(Layout annotation data)
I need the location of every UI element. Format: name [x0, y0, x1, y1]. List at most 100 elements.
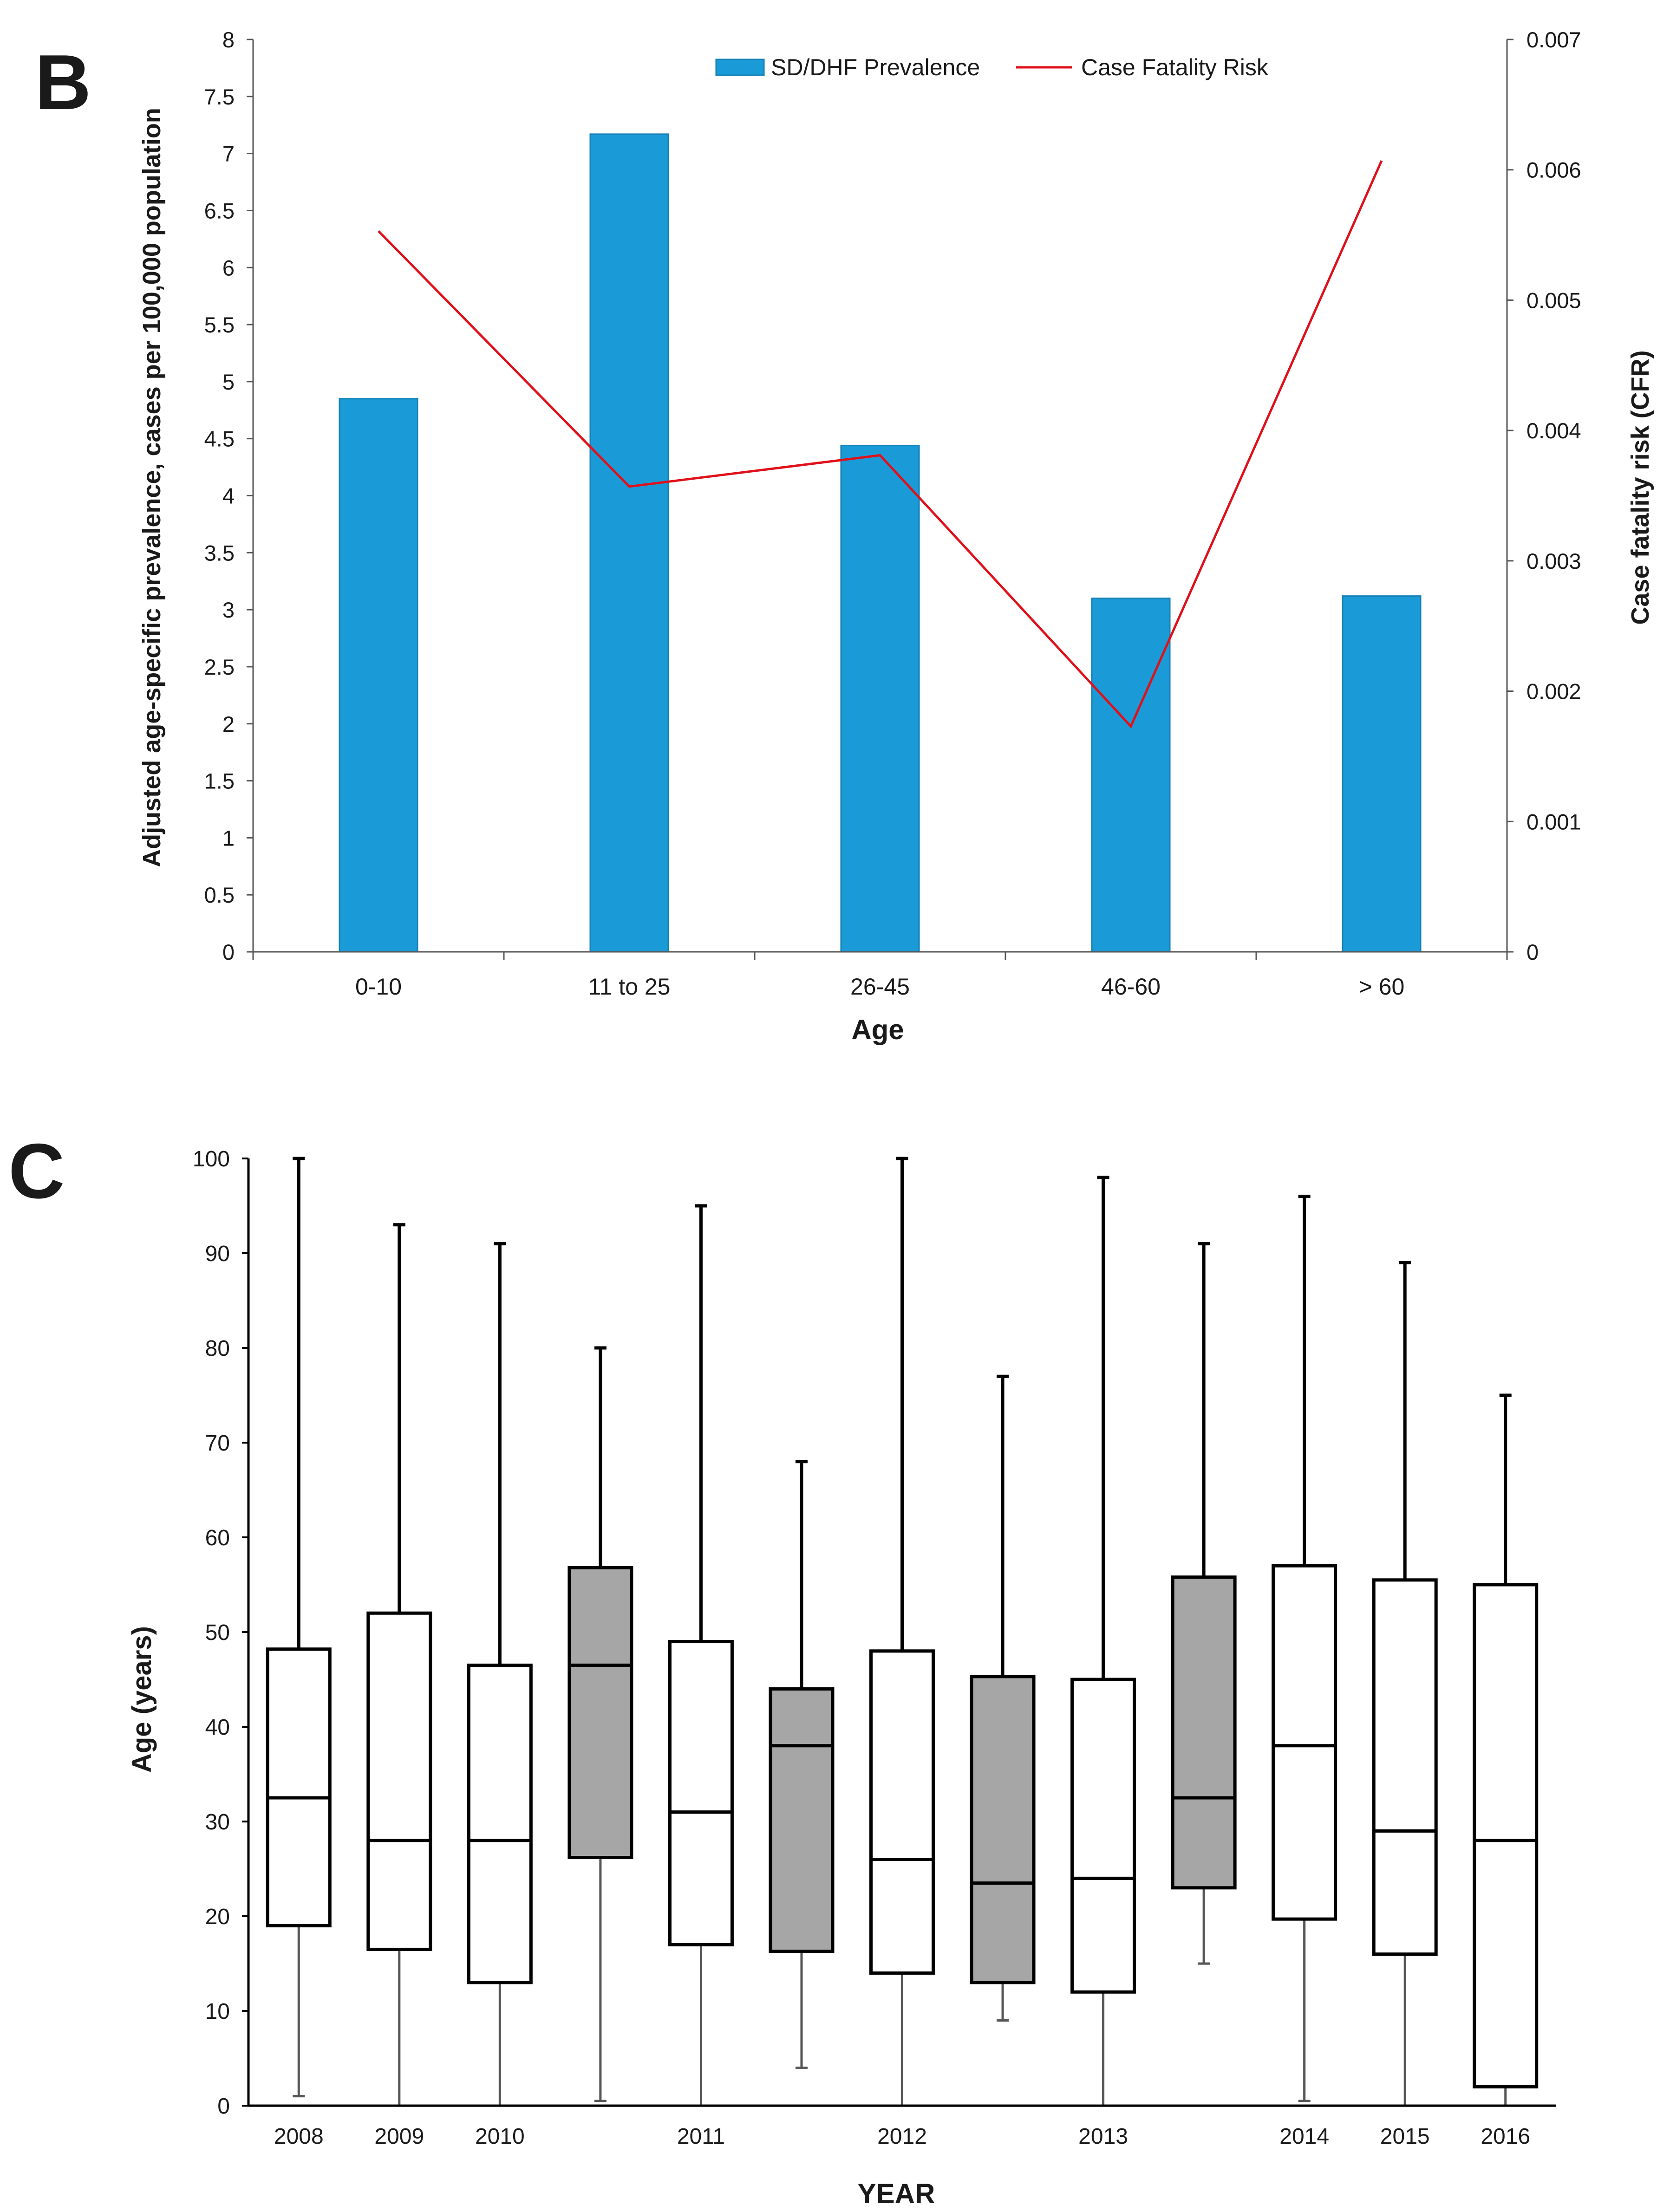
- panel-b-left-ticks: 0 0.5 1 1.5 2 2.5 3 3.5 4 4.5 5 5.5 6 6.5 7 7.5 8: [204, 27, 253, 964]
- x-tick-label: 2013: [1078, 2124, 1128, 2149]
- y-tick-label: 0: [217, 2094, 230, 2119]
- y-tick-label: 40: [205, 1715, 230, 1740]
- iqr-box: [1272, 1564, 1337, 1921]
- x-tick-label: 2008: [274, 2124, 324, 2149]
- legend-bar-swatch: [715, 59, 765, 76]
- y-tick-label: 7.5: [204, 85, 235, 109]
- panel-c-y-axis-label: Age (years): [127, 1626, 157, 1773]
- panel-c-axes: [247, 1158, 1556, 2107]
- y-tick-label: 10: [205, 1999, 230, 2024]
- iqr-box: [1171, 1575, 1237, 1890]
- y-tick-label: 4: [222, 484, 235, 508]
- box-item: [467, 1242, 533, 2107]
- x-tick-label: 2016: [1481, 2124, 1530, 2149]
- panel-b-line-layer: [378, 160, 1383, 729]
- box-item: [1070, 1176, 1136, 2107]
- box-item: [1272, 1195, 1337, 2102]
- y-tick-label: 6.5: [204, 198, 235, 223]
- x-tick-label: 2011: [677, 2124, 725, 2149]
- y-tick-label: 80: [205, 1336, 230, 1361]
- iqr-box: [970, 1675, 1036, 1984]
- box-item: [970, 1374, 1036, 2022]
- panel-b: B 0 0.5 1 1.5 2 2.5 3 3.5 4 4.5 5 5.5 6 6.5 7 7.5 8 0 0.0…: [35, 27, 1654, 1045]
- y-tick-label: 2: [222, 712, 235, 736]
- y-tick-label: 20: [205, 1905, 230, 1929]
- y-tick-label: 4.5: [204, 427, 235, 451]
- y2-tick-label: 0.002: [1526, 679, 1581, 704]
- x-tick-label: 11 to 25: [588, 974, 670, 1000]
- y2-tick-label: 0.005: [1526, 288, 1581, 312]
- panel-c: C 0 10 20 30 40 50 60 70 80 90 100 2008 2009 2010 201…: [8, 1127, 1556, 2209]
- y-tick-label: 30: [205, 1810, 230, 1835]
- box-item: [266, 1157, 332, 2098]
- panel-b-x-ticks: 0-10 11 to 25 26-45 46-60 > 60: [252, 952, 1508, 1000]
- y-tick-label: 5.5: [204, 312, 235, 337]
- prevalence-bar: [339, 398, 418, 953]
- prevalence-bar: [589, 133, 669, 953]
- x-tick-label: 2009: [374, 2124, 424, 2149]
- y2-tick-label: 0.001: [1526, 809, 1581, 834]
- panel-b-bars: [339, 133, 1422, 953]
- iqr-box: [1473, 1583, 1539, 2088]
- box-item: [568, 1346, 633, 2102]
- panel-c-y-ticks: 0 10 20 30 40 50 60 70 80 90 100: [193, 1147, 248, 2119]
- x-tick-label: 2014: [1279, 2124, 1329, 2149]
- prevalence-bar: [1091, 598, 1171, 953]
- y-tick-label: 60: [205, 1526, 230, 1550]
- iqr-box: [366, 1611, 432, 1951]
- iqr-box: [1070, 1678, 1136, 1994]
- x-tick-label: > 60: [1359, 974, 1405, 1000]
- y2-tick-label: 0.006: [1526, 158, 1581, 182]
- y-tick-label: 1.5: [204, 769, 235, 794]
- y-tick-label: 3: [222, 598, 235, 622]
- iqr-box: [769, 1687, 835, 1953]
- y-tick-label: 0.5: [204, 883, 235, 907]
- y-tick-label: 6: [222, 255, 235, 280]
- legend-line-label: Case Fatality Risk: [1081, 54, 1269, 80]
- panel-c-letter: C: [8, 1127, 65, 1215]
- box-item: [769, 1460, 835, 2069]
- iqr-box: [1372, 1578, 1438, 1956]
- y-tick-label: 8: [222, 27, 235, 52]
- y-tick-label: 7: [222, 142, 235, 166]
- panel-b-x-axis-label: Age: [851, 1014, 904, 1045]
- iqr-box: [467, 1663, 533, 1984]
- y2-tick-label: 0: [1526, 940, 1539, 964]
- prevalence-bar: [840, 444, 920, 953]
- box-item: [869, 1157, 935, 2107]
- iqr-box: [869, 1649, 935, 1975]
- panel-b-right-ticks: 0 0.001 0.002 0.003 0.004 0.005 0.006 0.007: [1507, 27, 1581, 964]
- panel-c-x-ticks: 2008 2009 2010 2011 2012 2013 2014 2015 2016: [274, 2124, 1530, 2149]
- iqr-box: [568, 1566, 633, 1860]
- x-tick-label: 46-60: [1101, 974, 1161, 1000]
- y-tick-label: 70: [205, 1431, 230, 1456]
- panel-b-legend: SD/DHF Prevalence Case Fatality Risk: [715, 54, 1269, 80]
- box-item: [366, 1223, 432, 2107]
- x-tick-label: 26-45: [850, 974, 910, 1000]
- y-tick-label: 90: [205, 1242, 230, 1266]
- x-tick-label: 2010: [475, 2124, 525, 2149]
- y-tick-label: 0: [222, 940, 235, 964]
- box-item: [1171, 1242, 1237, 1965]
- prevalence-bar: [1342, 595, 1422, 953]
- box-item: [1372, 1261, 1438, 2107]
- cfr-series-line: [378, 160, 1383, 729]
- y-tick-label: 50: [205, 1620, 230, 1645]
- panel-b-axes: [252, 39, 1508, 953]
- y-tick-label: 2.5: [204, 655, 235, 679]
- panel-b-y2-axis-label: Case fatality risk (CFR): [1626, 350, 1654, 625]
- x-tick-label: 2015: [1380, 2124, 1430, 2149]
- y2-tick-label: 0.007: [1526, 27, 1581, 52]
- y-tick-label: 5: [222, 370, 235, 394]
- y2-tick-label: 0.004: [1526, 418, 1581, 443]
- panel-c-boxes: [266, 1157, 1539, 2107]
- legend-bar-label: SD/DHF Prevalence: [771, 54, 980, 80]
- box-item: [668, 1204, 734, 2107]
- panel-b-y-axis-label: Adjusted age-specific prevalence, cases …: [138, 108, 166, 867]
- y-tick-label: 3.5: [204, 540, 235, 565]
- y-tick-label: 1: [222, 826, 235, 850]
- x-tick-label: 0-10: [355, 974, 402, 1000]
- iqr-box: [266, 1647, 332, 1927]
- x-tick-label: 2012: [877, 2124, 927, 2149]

**INSTRUCTIONS FOR THE TASK**
Rewrite all the lines above, replacing "iqr-box" with "quartile-box" wherever it occurs and changing nothing else. Omit the pictures.

**TASK RESULT**
I need the location of every UI element. Format: name [x0, y0, x1, y1]. List at most 100 elements.
- panel-b-left-ticks: 0 0.5 1 1.5 2 2.5 3 3.5 4 4.5 5 5.5 6 6.5 7 7.5 8: [204, 27, 253, 964]
- x-tick-label: 2013: [1078, 2124, 1128, 2149]
- y-tick-label: 0: [217, 2094, 230, 2119]
- y-tick-label: 40: [205, 1715, 230, 1740]
- quartile-box: [1272, 1564, 1337, 1921]
- x-tick-label: 2008: [274, 2124, 324, 2149]
- legend-bar-swatch: [715, 59, 765, 76]
- y-tick-label: 7.5: [204, 85, 235, 109]
- panel-c-y-axis-label: Age (years): [127, 1626, 157, 1773]
- panel-c-axes: [247, 1158, 1556, 2107]
- y-tick-label: 10: [205, 1999, 230, 2024]
- quartile-box: [1171, 1575, 1237, 1890]
- y-tick-label: 4: [222, 484, 235, 508]
- box-item: [467, 1242, 533, 2107]
- x-tick-label: 2016: [1481, 2124, 1530, 2149]
- panel-b-line-layer: [378, 160, 1383, 729]
- box-item: [1070, 1176, 1136, 2107]
- box-item: [1272, 1195, 1337, 2102]
- y-tick-label: 6.5: [204, 198, 235, 223]
- x-tick-label: 2011: [677, 2124, 725, 2149]
- y-tick-label: 80: [205, 1336, 230, 1361]
- quartile-box: [970, 1675, 1036, 1984]
- box-item: [970, 1374, 1036, 2022]
- panel-b: B 0 0.5 1 1.5 2 2.5 3 3.5 4 4.5 5 5.5 6 6.5 7 7.5 8 0 0.0…: [35, 27, 1654, 1045]
- y-tick-label: 2: [222, 712, 235, 736]
- y-tick-label: 20: [205, 1905, 230, 1929]
- y-tick-label: 4.5: [204, 427, 235, 451]
- y2-tick-label: 0.002: [1526, 679, 1581, 704]
- x-tick-label: 11 to 25: [588, 974, 670, 1000]
- y2-tick-label: 0.005: [1526, 288, 1581, 312]
- panel-c: C 0 10 20 30 40 50 60 70 80 90 100 2008 2009 2010 201…: [8, 1127, 1556, 2209]
- y-tick-label: 30: [205, 1810, 230, 1835]
- box-item: [266, 1157, 332, 2098]
- panel-b-x-ticks: 0-10 11 to 25 26-45 46-60 > 60: [252, 952, 1508, 1000]
- y-tick-label: 5.5: [204, 312, 235, 337]
- prevalence-bar: [339, 398, 418, 953]
- prevalence-bar: [589, 133, 669, 953]
- x-tick-label: 2009: [374, 2124, 424, 2149]
- y2-tick-label: 0.001: [1526, 809, 1581, 834]
- panel-b-bars: [339, 133, 1422, 953]
- quartile-box: [1473, 1583, 1539, 2088]
- box-item: [568, 1346, 633, 2102]
- panel-c-y-ticks: 0 10 20 30 40 50 60 70 80 90 100: [193, 1147, 248, 2119]
- x-tick-label: 2014: [1279, 2124, 1329, 2149]
- prevalence-bar: [1091, 598, 1171, 953]
- y-tick-label: 60: [205, 1526, 230, 1550]
- quartile-box: [366, 1611, 432, 1951]
- quartile-box: [1070, 1678, 1136, 1994]
- x-tick-label: > 60: [1359, 974, 1405, 1000]
- y2-tick-label: 0.006: [1526, 158, 1581, 182]
- y-tick-label: 1.5: [204, 769, 235, 794]
- y-tick-label: 3: [222, 598, 235, 622]
- quartile-box: [769, 1687, 835, 1953]
- y-tick-label: 0.5: [204, 883, 235, 907]
- y-tick-label: 6: [222, 255, 235, 280]
- legend-line-label: Case Fatality Risk: [1081, 54, 1269, 80]
- panel-c-letter: C: [8, 1127, 65, 1215]
- box-item: [769, 1460, 835, 2069]
- quartile-box: [1372, 1578, 1438, 1956]
- y-tick-label: 8: [222, 27, 235, 52]
- y-tick-label: 7: [222, 142, 235, 166]
- panel-b-x-axis-label: Age: [851, 1014, 904, 1045]
- quartile-box: [467, 1663, 533, 1984]
- y2-tick-label: 0: [1526, 940, 1539, 964]
- prevalence-bar: [840, 444, 920, 953]
- box-item: [869, 1157, 935, 2107]
- quartile-box: [869, 1649, 935, 1975]
- panel-b-right-ticks: 0 0.001 0.002 0.003 0.004 0.005 0.006 0.007: [1507, 27, 1581, 964]
- panel-c-x-ticks: 2008 2009 2010 2011 2012 2013 2014 2015 2016: [274, 2124, 1530, 2149]
- quartile-box: [568, 1566, 633, 1860]
- x-tick-label: 46-60: [1101, 974, 1161, 1000]
- y-tick-label: 70: [205, 1431, 230, 1456]
- panel-b-legend: SD/DHF Prevalence Case Fatality Risk: [715, 54, 1269, 80]
- box-item: [366, 1223, 432, 2107]
- x-tick-label: 26-45: [850, 974, 910, 1000]
- y-tick-label: 90: [205, 1242, 230, 1266]
- x-tick-label: 2010: [475, 2124, 525, 2149]
- y-tick-label: 0: [222, 940, 235, 964]
- box-item: [1171, 1242, 1237, 1965]
- prevalence-bar: [1342, 595, 1422, 953]
- box-item: [1372, 1261, 1438, 2107]
- cfr-series-line: [378, 160, 1383, 729]
- y-tick-label: 50: [205, 1620, 230, 1645]
- panel-b-axes: [252, 39, 1508, 953]
- y-tick-label: 2.5: [204, 655, 235, 679]
- panel-b-y2-axis-label: Case fatality risk (CFR): [1626, 350, 1654, 625]
- x-tick-label: 2015: [1380, 2124, 1430, 2149]
- y2-tick-label: 0.007: [1526, 27, 1581, 52]
- y-tick-label: 5: [222, 370, 235, 394]
- y2-tick-label: 0.004: [1526, 418, 1581, 443]
- panel-c-boxes: [266, 1157, 1539, 2107]
- legend-bar-label: SD/DHF Prevalence: [771, 54, 980, 80]
- box-item: [668, 1204, 734, 2107]
- panel-b-y-axis-label: Adjusted age-specific prevalence, cases …: [138, 108, 166, 867]
- y-tick-label: 3.5: [204, 540, 235, 565]
- y-tick-label: 1: [222, 826, 235, 850]
- x-tick-label: 0-10: [355, 974, 402, 1000]
- quartile-box: [266, 1647, 332, 1927]
- x-tick-label: 2012: [877, 2124, 927, 2149]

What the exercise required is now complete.